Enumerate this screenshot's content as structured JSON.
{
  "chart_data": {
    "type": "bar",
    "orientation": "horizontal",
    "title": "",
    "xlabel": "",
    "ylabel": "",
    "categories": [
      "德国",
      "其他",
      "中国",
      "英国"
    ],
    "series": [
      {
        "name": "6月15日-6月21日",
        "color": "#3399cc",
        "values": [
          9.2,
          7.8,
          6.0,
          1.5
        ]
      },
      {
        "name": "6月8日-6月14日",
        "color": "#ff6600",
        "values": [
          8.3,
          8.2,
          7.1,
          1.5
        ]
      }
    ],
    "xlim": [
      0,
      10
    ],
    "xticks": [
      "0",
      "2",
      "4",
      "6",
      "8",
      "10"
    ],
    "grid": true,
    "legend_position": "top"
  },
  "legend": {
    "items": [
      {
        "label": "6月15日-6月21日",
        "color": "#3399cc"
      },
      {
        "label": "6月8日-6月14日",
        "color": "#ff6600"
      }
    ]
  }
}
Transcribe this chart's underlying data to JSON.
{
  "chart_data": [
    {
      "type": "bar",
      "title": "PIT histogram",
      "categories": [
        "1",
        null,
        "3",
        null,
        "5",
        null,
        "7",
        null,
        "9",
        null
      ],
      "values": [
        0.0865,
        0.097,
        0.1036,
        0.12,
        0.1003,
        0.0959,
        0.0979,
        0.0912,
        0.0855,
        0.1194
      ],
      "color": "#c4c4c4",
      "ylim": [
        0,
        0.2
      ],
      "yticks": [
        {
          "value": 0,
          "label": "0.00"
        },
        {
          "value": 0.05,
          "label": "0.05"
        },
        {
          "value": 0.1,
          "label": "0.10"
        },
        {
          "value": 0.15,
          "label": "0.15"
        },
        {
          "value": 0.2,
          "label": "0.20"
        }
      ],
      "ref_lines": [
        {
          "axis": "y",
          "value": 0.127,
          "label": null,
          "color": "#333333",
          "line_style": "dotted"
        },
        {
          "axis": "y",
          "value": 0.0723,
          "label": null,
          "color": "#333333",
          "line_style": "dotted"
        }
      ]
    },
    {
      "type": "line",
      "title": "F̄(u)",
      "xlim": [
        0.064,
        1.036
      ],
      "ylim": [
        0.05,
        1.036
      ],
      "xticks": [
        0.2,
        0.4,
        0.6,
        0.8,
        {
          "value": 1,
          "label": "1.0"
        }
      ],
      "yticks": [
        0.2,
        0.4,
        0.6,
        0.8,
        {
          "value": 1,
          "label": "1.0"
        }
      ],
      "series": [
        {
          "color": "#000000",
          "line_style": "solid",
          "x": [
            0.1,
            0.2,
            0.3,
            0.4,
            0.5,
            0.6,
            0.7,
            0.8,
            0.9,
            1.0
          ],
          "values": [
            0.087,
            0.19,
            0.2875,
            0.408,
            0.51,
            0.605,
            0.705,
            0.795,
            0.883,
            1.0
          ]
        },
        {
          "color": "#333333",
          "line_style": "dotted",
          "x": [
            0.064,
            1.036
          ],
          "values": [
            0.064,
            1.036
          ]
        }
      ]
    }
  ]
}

☆ ☆ ☆

■ The request
Give the count of lines in the records that contain "this", and no other text.

■ Response below
2